-------- SUPPLIED DATA

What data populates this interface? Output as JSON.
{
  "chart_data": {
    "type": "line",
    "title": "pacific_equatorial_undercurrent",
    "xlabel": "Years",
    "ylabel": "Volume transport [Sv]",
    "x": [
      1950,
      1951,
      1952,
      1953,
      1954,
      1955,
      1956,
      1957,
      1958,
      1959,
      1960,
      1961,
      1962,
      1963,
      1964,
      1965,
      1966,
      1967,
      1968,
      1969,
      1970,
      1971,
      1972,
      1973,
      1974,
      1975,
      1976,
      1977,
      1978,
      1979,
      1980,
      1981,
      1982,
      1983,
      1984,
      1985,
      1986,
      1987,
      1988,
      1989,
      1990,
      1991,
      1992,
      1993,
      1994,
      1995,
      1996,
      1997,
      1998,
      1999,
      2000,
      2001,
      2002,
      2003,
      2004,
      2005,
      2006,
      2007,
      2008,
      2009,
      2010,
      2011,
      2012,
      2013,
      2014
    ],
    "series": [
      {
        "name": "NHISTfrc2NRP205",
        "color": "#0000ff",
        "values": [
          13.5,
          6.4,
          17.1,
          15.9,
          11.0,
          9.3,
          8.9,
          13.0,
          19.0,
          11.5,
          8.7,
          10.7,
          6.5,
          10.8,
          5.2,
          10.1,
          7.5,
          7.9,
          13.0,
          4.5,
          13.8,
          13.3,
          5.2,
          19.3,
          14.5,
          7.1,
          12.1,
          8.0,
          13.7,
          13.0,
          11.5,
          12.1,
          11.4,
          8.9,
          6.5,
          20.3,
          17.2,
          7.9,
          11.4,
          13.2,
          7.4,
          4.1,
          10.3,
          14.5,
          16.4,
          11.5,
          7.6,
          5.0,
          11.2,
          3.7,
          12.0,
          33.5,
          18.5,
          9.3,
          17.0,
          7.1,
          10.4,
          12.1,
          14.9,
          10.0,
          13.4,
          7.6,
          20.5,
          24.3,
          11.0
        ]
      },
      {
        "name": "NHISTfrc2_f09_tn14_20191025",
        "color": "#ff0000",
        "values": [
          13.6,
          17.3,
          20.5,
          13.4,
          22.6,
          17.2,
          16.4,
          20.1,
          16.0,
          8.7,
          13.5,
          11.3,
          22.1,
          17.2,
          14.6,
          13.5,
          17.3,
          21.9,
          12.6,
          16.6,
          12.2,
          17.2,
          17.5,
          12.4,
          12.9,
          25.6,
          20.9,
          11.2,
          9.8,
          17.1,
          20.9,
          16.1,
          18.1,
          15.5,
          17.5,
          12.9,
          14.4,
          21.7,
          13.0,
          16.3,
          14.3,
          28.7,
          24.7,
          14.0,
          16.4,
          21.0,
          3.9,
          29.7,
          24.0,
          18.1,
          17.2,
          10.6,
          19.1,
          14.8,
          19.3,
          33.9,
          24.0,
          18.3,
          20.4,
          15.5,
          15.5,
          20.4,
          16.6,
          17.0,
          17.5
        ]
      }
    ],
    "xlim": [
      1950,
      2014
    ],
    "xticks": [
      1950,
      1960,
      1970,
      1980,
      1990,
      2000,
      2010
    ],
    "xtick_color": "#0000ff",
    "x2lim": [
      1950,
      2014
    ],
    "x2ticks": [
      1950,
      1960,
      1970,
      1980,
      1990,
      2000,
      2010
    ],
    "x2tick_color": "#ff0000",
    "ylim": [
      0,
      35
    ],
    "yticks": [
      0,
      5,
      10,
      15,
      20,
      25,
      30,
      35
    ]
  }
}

----------------

## YOUR GOAL
Go through the material above line by line and copy it exactly.

## REPLY TO THE TASK
What data populates this interface? Output as JSON.
{
  "chart_data": {
    "type": "line",
    "title": "pacific_equatorial_undercurrent",
    "xlabel": "Years",
    "ylabel": "Volume transport [Sv]",
    "x": [
      1950,
      1951,
      1952,
      1953,
      1954,
      1955,
      1956,
      1957,
      1958,
      1959,
      1960,
      1961,
      1962,
      1963,
      1964,
      1965,
      1966,
      1967,
      1968,
      1969,
      1970,
      1971,
      1972,
      1973,
      1974,
      1975,
      1976,
      1977,
      1978,
      1979,
      1980,
      1981,
      1982,
      1983,
      1984,
      1985,
      1986,
      1987,
      1988,
      1989,
      1990,
      1991,
      1992,
      1993,
      1994,
      1995,
      1996,
      1997,
      1998,
      1999,
      2000,
      2001,
      2002,
      2003,
      2004,
      2005,
      2006,
      2007,
      2008,
      2009,
      2010,
      2011,
      2012,
      2013,
      2014
    ],
    "series": [
      {
        "name": "NHISTfrc2NRP205",
        "color": "#0000ff",
        "values": [
          13.5,
          6.4,
          17.1,
          15.9,
          11.0,
          9.3,
          8.9,
          13.0,
          19.0,
          11.5,
          8.7,
          10.7,
          6.5,
          10.8,
          5.2,
          10.1,
          7.5,
          7.9,
          13.0,
          4.5,
          13.8,
          13.3,
          5.2,
          19.3,
          14.5,
          7.1,
          12.1,
          8.0,
          13.7,
          13.0,
          11.5,
          12.1,
          11.4,
          8.9,
          6.5,
          20.3,
          17.2,
          7.9,
          11.4,
          13.2,
          7.4,
          4.1,
          10.3,
          14.5,
          16.4,
          11.5,
          7.6,
          5.0,
          11.2,
          3.7,
          12.0,
          33.5,
          18.5,
          9.3,
          17.0,
          7.1,
          10.4,
          12.1,
          14.9,
          10.0,
          13.4,
          7.6,
          20.5,
          24.3,
          11.0
        ]
      },
      {
        "name": "NHISTfrc2_f09_tn14_20191025",
        "color": "#ff0000",
        "values": [
          13.6,
          17.3,
          20.5,
          13.4,
          22.6,
          17.2,
          16.4,
          20.1,
          16.0,
          8.7,
          13.5,
          11.3,
          22.1,
          17.2,
          14.6,
          13.5,
          17.3,
          21.9,
          12.6,
          16.6,
          12.2,
          17.2,
          17.5,
          12.4,
          12.9,
          25.6,
          20.9,
          11.2,
          9.8,
          17.1,
          20.9,
          16.1,
          18.1,
          15.5,
          17.5,
          12.9,
          14.4,
          21.7,
          13.0,
          16.3,
          14.3,
          28.7,
          24.7,
          14.0,
          16.4,
          21.0,
          3.9,
          29.7,
          24.0,
          18.1,
          17.2,
          10.6,
          19.1,
          14.8,
          19.3,
          33.9,
          24.0,
          18.3,
          20.4,
          15.5,
          15.5,
          20.4,
          16.6,
          17.0,
          17.5
        ]
      }
    ],
    "xlim": [
      1950,
      2014
    ],
    "xticks": [
      1950,
      1960,
      1970,
      1980,
      1990,
      2000,
      2010
    ],
    "xtick_color": "#0000ff",
    "x2lim": [
      1950,
      2014
    ],
    "x2ticks": [
      1950,
      1960,
      1970,
      1980,
      1990,
      2000,
      2010
    ],
    "x2tick_color": "#ff0000",
    "ylim": [
      0,
      35
    ],
    "yticks": [
      0,
      5,
      10,
      15,
      20,
      25,
      30,
      35
    ]
  }
}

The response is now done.